STATED PROBLEM:
Your job is to restate each entry word for word.

───

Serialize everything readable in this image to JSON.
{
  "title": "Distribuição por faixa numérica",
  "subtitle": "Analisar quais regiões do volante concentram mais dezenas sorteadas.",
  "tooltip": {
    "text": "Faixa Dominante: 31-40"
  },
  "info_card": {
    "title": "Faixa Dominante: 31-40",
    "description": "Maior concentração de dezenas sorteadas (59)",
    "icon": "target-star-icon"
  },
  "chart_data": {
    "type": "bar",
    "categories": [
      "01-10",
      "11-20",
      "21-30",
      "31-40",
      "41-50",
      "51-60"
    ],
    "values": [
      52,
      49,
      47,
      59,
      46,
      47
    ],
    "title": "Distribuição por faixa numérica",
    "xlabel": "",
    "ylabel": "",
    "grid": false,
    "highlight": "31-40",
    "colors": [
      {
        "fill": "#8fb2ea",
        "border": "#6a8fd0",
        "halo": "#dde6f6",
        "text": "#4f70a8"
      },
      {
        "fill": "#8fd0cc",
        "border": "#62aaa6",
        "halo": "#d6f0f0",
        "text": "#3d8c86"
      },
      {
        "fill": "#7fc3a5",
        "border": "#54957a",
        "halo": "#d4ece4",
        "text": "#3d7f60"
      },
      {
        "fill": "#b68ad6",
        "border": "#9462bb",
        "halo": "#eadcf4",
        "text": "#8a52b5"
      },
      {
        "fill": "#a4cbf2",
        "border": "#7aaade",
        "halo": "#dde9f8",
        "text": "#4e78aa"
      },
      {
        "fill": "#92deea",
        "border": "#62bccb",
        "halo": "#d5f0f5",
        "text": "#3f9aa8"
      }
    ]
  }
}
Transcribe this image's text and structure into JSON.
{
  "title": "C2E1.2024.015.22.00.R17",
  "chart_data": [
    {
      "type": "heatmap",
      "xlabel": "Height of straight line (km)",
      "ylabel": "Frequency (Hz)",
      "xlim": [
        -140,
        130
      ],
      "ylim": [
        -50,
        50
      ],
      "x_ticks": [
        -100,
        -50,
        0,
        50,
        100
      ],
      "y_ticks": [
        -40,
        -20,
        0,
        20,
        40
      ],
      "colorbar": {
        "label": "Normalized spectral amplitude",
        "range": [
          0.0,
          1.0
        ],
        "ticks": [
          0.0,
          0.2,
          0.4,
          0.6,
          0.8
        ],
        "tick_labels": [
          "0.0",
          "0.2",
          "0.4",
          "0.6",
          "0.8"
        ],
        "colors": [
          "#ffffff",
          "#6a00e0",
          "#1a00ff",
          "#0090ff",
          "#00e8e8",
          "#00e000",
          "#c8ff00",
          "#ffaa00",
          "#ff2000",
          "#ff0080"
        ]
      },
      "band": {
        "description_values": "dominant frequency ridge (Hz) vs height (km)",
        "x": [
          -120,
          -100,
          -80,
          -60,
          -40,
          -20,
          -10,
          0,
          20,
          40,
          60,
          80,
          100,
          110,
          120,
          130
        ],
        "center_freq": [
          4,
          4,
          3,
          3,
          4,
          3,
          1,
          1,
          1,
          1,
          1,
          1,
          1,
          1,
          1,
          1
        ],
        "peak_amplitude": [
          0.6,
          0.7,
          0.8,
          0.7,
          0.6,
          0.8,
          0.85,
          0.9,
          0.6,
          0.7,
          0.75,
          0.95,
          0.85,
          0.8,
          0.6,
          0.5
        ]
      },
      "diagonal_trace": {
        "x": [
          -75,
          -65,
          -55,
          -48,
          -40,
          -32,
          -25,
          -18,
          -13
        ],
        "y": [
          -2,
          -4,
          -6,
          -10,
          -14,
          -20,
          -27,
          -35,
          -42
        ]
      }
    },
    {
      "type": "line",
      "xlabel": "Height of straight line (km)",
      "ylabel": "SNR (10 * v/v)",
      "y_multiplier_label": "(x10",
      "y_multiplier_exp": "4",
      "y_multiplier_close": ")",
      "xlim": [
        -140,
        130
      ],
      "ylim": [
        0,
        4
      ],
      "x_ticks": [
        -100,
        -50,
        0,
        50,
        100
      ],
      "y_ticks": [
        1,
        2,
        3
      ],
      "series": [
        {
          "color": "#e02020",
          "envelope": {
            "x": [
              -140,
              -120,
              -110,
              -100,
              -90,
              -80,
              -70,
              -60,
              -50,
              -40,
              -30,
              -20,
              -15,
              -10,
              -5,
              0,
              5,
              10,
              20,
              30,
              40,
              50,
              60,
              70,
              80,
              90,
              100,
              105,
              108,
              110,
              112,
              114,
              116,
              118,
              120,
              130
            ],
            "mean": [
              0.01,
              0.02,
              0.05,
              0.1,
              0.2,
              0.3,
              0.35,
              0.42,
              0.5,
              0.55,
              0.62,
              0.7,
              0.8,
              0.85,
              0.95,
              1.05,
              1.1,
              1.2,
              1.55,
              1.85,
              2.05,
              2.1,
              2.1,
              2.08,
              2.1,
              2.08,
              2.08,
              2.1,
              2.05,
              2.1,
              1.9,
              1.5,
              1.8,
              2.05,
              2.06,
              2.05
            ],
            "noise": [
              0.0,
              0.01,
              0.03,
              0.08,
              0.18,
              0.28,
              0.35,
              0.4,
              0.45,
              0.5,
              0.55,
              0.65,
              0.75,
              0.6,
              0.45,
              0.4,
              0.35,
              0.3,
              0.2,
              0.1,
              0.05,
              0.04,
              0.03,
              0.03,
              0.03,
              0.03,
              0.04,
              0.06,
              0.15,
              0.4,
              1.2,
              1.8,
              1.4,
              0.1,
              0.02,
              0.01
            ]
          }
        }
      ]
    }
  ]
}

───

RESPONSE TO THIS TASK:
Serialize everything readable in this image to JSON.
{
  "title": "Distribuição por faixa numérica",
  "subtitle": "Analisar quais regiões do volante concentram mais dezenas sorteadas.",
  "tooltip": {
    "text": "Faixa Dominante: 31-40"
  },
  "info_card": {
    "title": "Faixa Dominante: 31-40",
    "description": "Maior concentração de dezenas sorteadas (59)",
    "icon": "target-star-icon"
  },
  "chart_data": {
    "type": "bar",
    "categories": [
      "01-10",
      "11-20",
      "21-30",
      "31-40",
      "41-50",
      "51-60"
    ],
    "values": [
      52,
      49,
      47,
      59,
      46,
      47
    ],
    "title": "Distribuição por faixa numérica",
    "xlabel": "",
    "ylabel": "",
    "grid": false,
    "highlight": "31-40",
    "colors": [
      {
        "fill": "#8fb2ea",
        "border": "#6a8fd0",
        "halo": "#dde6f6",
        "text": "#4f70a8"
      },
      {
        "fill": "#8fd0cc",
        "border": "#62aaa6",
        "halo": "#d6f0f0",
        "text": "#3d8c86"
      },
      {
        "fill": "#7fc3a5",
        "border": "#54957a",
        "halo": "#d4ece4",
        "text": "#3d7f60"
      },
      {
        "fill": "#b68ad6",
        "border": "#9462bb",
        "halo": "#eadcf4",
        "text": "#8a52b5"
      },
      {
        "fill": "#a4cbf2",
        "border": "#7aaade",
        "halo": "#dde9f8",
        "text": "#4e78aa"
      },
      {
        "fill": "#92deea",
        "border": "#62bccb",
        "halo": "#d5f0f5",
        "text": "#3f9aa8"
      }
    ]
  }
}
Transcribe this image's text and structure into JSON.
{
  "title": "C2E1.2024.015.22.00.R17",
  "chart_data": [
    {
      "type": "heatmap",
      "xlabel": "Height of straight line (km)",
      "ylabel": "Frequency (Hz)",
      "xlim": [
        -140,
        130
      ],
      "ylim": [
        -50,
        50
      ],
      "x_ticks": [
        -100,
        -50,
        0,
        50,
        100
      ],
      "y_ticks": [
        -40,
        -20,
        0,
        20,
        40
      ],
      "colorbar": {
        "label": "Normalized spectral amplitude",
        "range": [
          0.0,
          1.0
        ],
        "ticks": [
          0.0,
          0.2,
          0.4,
          0.6,
          0.8
        ],
        "tick_labels": [
          "0.0",
          "0.2",
          "0.4",
          "0.6",
          "0.8"
        ],
        "colors": [
          "#ffffff",
          "#6a00e0",
          "#1a00ff",
          "#0090ff",
          "#00e8e8",
          "#00e000",
          "#c8ff00",
          "#ffaa00",
          "#ff2000",
          "#ff0080"
        ]
      },
      "band": {
        "description_values": "dominant frequency ridge (Hz) vs height (km)",
        "x": [
          -120,
          -100,
          -80,
          -60,
          -40,
          -20,
          -10,
          0,
          20,
          40,
          60,
          80,
          100,
          110,
          120,
          130
        ],
        "center_freq": [
          4,
          4,
          3,
          3,
          4,
          3,
          1,
          1,
          1,
          1,
          1,
          1,
          1,
          1,
          1,
          1
        ],
        "peak_amplitude": [
          0.6,
          0.7,
          0.8,
          0.7,
          0.6,
          0.8,
          0.85,
          0.9,
          0.6,
          0.7,
          0.75,
          0.95,
          0.85,
          0.8,
          0.6,
          0.5
        ]
      },
      "diagonal_trace": {
        "x": [
          -75,
          -65,
          -55,
          -48,
          -40,
          -32,
          -25,
          -18,
          -13
        ],
        "y": [
          -2,
          -4,
          -6,
          -10,
          -14,
          -20,
          -27,
          -35,
          -42
        ]
      }
    },
    {
      "type": "line",
      "xlabel": "Height of straight line (km)",
      "ylabel": "SNR (10 * v/v)",
      "y_multiplier_label": "(x10",
      "y_multiplier_exp": "4",
      "y_multiplier_close": ")",
      "xlim": [
        -140,
        130
      ],
      "ylim": [
        0,
        4
      ],
      "x_ticks": [
        -100,
        -50,
        0,
        50,
        100
      ],
      "y_ticks": [
        1,
        2,
        3
      ],
      "series": [
        {
          "color": "#e02020",
          "envelope": {
            "x": [
              -140,
              -120,
              -110,
              -100,
              -90,
              -80,
              -70,
              -60,
              -50,
              -40,
              -30,
              -20,
              -15,
              -10,
              -5,
              0,
              5,
              10,
              20,
              30,
              40,
              50,
              60,
              70,
              80,
              90,
              100,
              105,
              108,
              110,
              112,
              114,
              116,
              118,
              120,
              130
            ],
            "mean": [
              0.01,
              0.02,
              0.05,
              0.1,
              0.2,
              0.3,
              0.35,
              0.42,
              0.5,
              0.55,
              0.62,
              0.7,
              0.8,
              0.85,
              0.95,
              1.05,
              1.1,
              1.2,
              1.55,
              1.85,
              2.05,
              2.1,
              2.1,
              2.08,
              2.1,
              2.08,
              2.08,
              2.1,
              2.05,
              2.1,
              1.9,
              1.5,
              1.8,
              2.05,
              2.06,
              2.05
            ],
            "noise": [
              0.0,
              0.01,
              0.03,
              0.08,
              0.18,
              0.28,
              0.35,
              0.4,
              0.45,
              0.5,
              0.55,
              0.65,
              0.75,
              0.6,
              0.45,
              0.4,
              0.35,
              0.3,
              0.2,
              0.1,
              0.05,
              0.04,
              0.03,
              0.03,
              0.03,
              0.03,
              0.04,
              0.06,
              0.15,
              0.4,
              1.2,
              1.8,
              1.4,
              0.1,
              0.02,
              0.01
            ]
          }
        }
      ]
    }
  ]
}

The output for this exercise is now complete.